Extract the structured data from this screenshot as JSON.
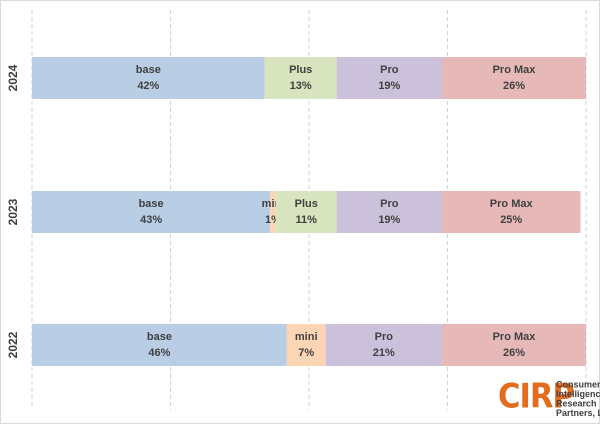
{
  "chart_data": {
    "type": "stacked-bar-horizontal",
    "categories": [
      "2024",
      "2023",
      "2022"
    ],
    "series": [
      {
        "name": "base",
        "color": "#b9cde5",
        "values": [
          42,
          43,
          46
        ],
        "value_labels": [
          "42%",
          "43%",
          "46%"
        ]
      },
      {
        "name": "mini",
        "color": "#fcd5b5",
        "values": [
          null,
          1,
          7
        ],
        "value_labels": [
          null,
          "1%",
          "7%"
        ]
      },
      {
        "name": "Plus",
        "color": "#d7e4bd",
        "values": [
          13,
          11,
          null
        ],
        "value_labels": [
          "13%",
          "11%",
          null
        ]
      },
      {
        "name": "Pro",
        "color": "#ccc1da",
        "values": [
          19,
          19,
          21
        ],
        "value_labels": [
          "19%",
          "19%",
          "21%"
        ]
      },
      {
        "name": "Pro Max",
        "color": "#e6b9b8",
        "values": [
          26,
          25,
          26
        ],
        "value_labels": [
          "26%",
          "25%",
          "26%"
        ]
      }
    ],
    "xlim": [
      0,
      100
    ],
    "xticks": [
      0,
      25,
      50,
      75,
      100
    ],
    "grid": true,
    "logo": {
      "mark": "CIRP",
      "lines": [
        "Consumer",
        "Intelligence",
        "Research",
        "Partners, LLC"
      ]
    }
  }
}
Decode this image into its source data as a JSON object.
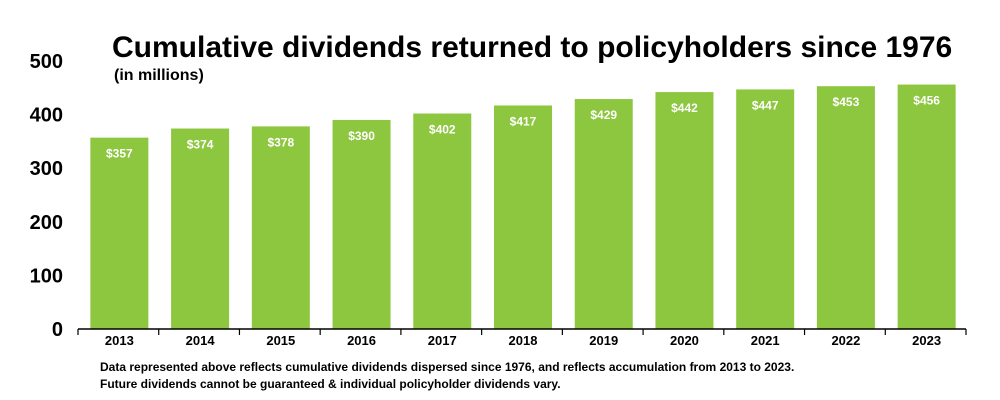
{
  "chart_data": {
    "type": "bar",
    "title": "Cumulative dividends returned to policyholders since 1976",
    "subtitle": "(in millions)",
    "xlabel": "",
    "ylabel": "",
    "categories": [
      "2013",
      "2014",
      "2015",
      "2016",
      "2017",
      "2018",
      "2019",
      "2020",
      "2021",
      "2022",
      "2023"
    ],
    "values": [
      357,
      374,
      378,
      390,
      402,
      417,
      429,
      442,
      447,
      453,
      456
    ],
    "data_labels": [
      "$357",
      "$374",
      "$378",
      "$390",
      "$402",
      "$417",
      "$429",
      "$442",
      "$447",
      "$453",
      "$456"
    ],
    "yticks": [
      0,
      100,
      200,
      300,
      400,
      500
    ],
    "ylim": [
      0,
      500
    ],
    "grid": false,
    "legend": "none",
    "bar_color": "#8dc63f",
    "footnotes": [
      "Data represented above reflects cumulative dividends dispersed since 1976, and reflects accumulation from 2013 to 2023.",
      "Future dividends cannot be guaranteed & individual policyholder dividends vary."
    ]
  }
}
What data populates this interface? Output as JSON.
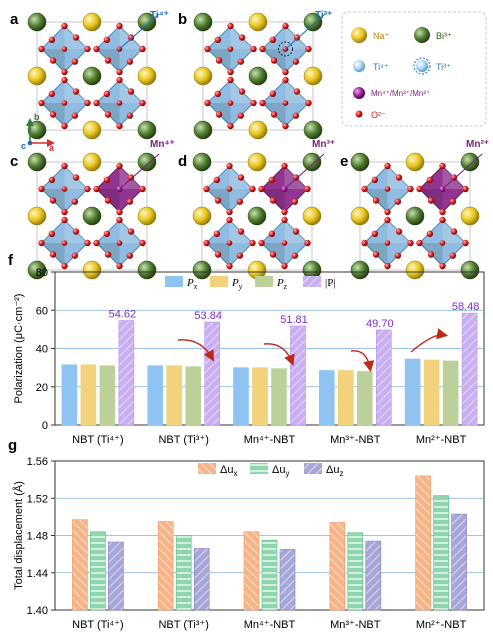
{
  "panels": {
    "a": {
      "letter": "a",
      "callout": "Ti⁴⁺"
    },
    "b": {
      "letter": "b",
      "callout": "Ti³⁺"
    },
    "c": {
      "letter": "c",
      "callout": "Mn⁴⁺"
    },
    "d": {
      "letter": "d",
      "callout": "Mn³⁺"
    },
    "e": {
      "letter": "e",
      "callout": "Mn²⁺"
    }
  },
  "axes_indicator": {
    "b": "b",
    "c": "c",
    "a": "a"
  },
  "legend": {
    "na": "Na⁺",
    "bi": "Bi³⁺",
    "ti4": "Ti⁴⁺",
    "ti3": "Ti³⁺",
    "mn": "Mn⁴⁺/Mn³⁺/Mn²⁺",
    "o": "O²⁻"
  },
  "colors": {
    "octahedron": "#6aa6d6",
    "mn_octahedron": "#7a1f7a",
    "na": "#e8c51c",
    "bi": "#4f7d2e",
    "o": "#d81a1a",
    "callout_ti": "#1a72c0",
    "callout_mn": "#7a1f7a"
  },
  "chart_data": [
    {
      "panel": "f",
      "type": "bar",
      "ylabel": "Polarization (μC·cm⁻²)",
      "ylim": [
        0,
        80
      ],
      "yticks": [
        0,
        20,
        40,
        60,
        80
      ],
      "categories": [
        "NBT (Ti⁴⁺)",
        "NBT (Ti³⁺)",
        "Mn⁴⁺-NBT",
        "Mn³⁺-NBT",
        "Mn²⁺-NBT"
      ],
      "series": [
        {
          "name": "P",
          "sub": "x",
          "color": "#8ec3f2",
          "values": [
            31.5,
            31.0,
            30.0,
            28.5,
            34.5
          ]
        },
        {
          "name": "P",
          "sub": "y",
          "color": "#f2d27a",
          "values": [
            31.5,
            31.0,
            30.0,
            28.5,
            34.0
          ]
        },
        {
          "name": "P",
          "sub": "z",
          "color": "#bcd19a",
          "values": [
            31.0,
            30.5,
            29.5,
            28.0,
            33.5
          ]
        },
        {
          "name": "|P|",
          "sub": "",
          "color": "#c9aef2",
          "values": [
            54.62,
            53.84,
            51.81,
            49.7,
            58.48
          ]
        }
      ],
      "data_labels": [
        "54.62",
        "53.84",
        "51.81",
        "49.70",
        "58.48"
      ],
      "data_label_color": "#7b2fd0"
    },
    {
      "panel": "g",
      "type": "bar",
      "ylabel": "Total displacement (Å)",
      "ylim": [
        1.4,
        1.56
      ],
      "yticks": [
        "1.40",
        "1.44",
        "1.48",
        "1.52",
        "1.56"
      ],
      "categories": [
        "NBT (Ti⁴⁺)",
        "NBT (Ti³⁺)",
        "Mn⁴⁺-NBT",
        "Mn³⁺-NBT",
        "Mn²⁺-NBT"
      ],
      "series": [
        {
          "name": "Δu",
          "sub": "x",
          "color": "#f7b488",
          "values": [
            1.497,
            1.495,
            1.484,
            1.494,
            1.544
          ]
        },
        {
          "name": "Δu",
          "sub": "y",
          "color": "#8fd6ae",
          "values": [
            1.484,
            1.48,
            1.475,
            1.483,
            1.523
          ]
        },
        {
          "name": "Δu",
          "sub": "z",
          "color": "#a7a6d8",
          "values": [
            1.473,
            1.466,
            1.465,
            1.474,
            1.503
          ]
        }
      ]
    }
  ],
  "chart_panel_letters": {
    "f": "f",
    "g": "g"
  }
}
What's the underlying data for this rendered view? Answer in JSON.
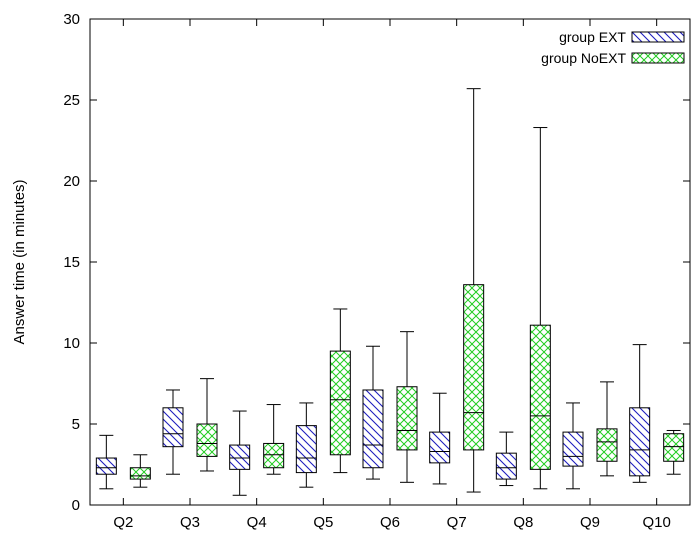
{
  "chart_data": {
    "type": "boxplot",
    "ylabel": "Answer time (in minutes)",
    "ylim": [
      0,
      30
    ],
    "y_ticks": [
      "0",
      "5",
      "10",
      "15",
      "20",
      "25",
      "30"
    ],
    "categories": [
      "Q2",
      "Q3",
      "Q4",
      "Q5",
      "Q6",
      "Q7",
      "Q8",
      "Q9",
      "Q10"
    ],
    "grid": false,
    "legend_position": "top-right",
    "series": [
      {
        "name": "group EXT",
        "pattern": "diagonal-hatch",
        "color": "#1e1ebe",
        "boxes": [
          {
            "min": 1.0,
            "q1": 1.9,
            "median": 2.3,
            "q3": 2.9,
            "max": 4.3
          },
          {
            "min": 1.9,
            "q1": 3.6,
            "median": 4.4,
            "q3": 6.0,
            "max": 7.1
          },
          {
            "min": 0.6,
            "q1": 2.2,
            "median": 2.9,
            "q3": 3.7,
            "max": 5.8
          },
          {
            "min": 1.1,
            "q1": 2.0,
            "median": 2.9,
            "q3": 4.9,
            "max": 6.3
          },
          {
            "min": 1.6,
            "q1": 2.3,
            "median": 3.7,
            "q3": 7.1,
            "max": 9.8
          },
          {
            "min": 1.3,
            "q1": 2.6,
            "median": 3.3,
            "q3": 4.5,
            "max": 6.9
          },
          {
            "min": 1.2,
            "q1": 1.6,
            "median": 2.3,
            "q3": 3.2,
            "max": 4.5
          },
          {
            "min": 1.0,
            "q1": 2.4,
            "median": 3.0,
            "q3": 4.5,
            "max": 6.3
          },
          {
            "min": 1.4,
            "q1": 1.8,
            "median": 3.4,
            "q3": 6.0,
            "max": 9.9
          }
        ]
      },
      {
        "name": "group NoEXT",
        "pattern": "cross-hatch",
        "color": "#22cc22",
        "boxes": [
          {
            "min": 1.1,
            "q1": 1.6,
            "median": 1.8,
            "q3": 2.3,
            "max": 3.1
          },
          {
            "min": 2.1,
            "q1": 3.0,
            "median": 3.8,
            "q3": 5.0,
            "max": 7.8
          },
          {
            "min": 1.9,
            "q1": 2.3,
            "median": 3.1,
            "q3": 3.8,
            "max": 6.2
          },
          {
            "min": 2.0,
            "q1": 3.1,
            "median": 6.5,
            "q3": 9.5,
            "max": 12.1
          },
          {
            "min": 1.4,
            "q1": 3.4,
            "median": 4.6,
            "q3": 7.3,
            "max": 10.7
          },
          {
            "min": 0.8,
            "q1": 3.4,
            "median": 5.7,
            "q3": 13.6,
            "max": 25.7
          },
          {
            "min": 1.0,
            "q1": 2.2,
            "median": 5.5,
            "q3": 11.1,
            "max": 23.3
          },
          {
            "min": 1.8,
            "q1": 2.7,
            "median": 3.9,
            "q3": 4.7,
            "max": 7.6
          },
          {
            "min": 1.9,
            "q1": 2.7,
            "median": 3.6,
            "q3": 4.4,
            "max": 4.6
          }
        ]
      }
    ]
  }
}
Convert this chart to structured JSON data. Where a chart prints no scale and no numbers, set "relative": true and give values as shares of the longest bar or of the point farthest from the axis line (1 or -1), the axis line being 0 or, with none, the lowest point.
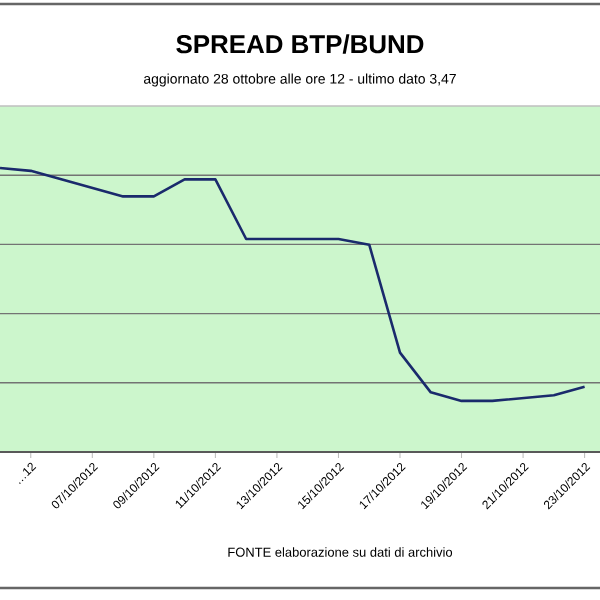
{
  "chart_data": {
    "type": "line",
    "title": "SPREAD  BTP/BUND",
    "subtitle": "aggiornato 28 ottobre alle ore 12 - ultimo dato 3,47",
    "annotations": [
      "FONTE elaborazione su dati di archivio"
    ],
    "relative": true,
    "grid": "y",
    "x": [
      "2012-10-04",
      "2012-10-05",
      "2012-10-08",
      "2012-10-09",
      "2012-10-10",
      "2012-10-11",
      "2012-10-12",
      "2012-10-15",
      "2012-10-16",
      "2012-10-17",
      "2012-10-18",
      "2012-10-19",
      "2012-10-20",
      "2012-10-22",
      "2012-10-23"
    ],
    "series": [
      {
        "color": "#1a2a6c",
        "values": [
          1.0,
          0.99,
          0.9,
          0.9,
          0.96,
          0.96,
          0.75,
          0.75,
          0.73,
          0.35,
          0.21,
          0.18,
          0.18,
          0.2,
          0.23
        ]
      }
    ],
    "xlim": [
      "2012-10-04",
      "2012-10-23T12:00"
    ],
    "xticks": [
      {
        "value": "2012-10-05",
        "label": "…12"
      },
      {
        "value": "2012-10-07",
        "label": "07/10/2012"
      },
      {
        "value": "2012-10-09",
        "label": "09/10/2012"
      },
      {
        "value": "2012-10-11",
        "label": "11/10/2012"
      },
      {
        "value": "2012-10-13",
        "label": "13/10/2012"
      },
      {
        "value": "2012-10-15",
        "label": "15/10/2012"
      },
      {
        "value": "2012-10-17",
        "label": "17/10/2012"
      },
      {
        "value": "2012-10-19",
        "label": "19/10/2012"
      },
      {
        "value": "2012-10-21",
        "label": "21/10/2012"
      },
      {
        "value": "2012-10-23",
        "label": "23/10/2012"
      }
    ]
  }
}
- - -
Check each line of these records for the string "from" and state only how many lines have it.

3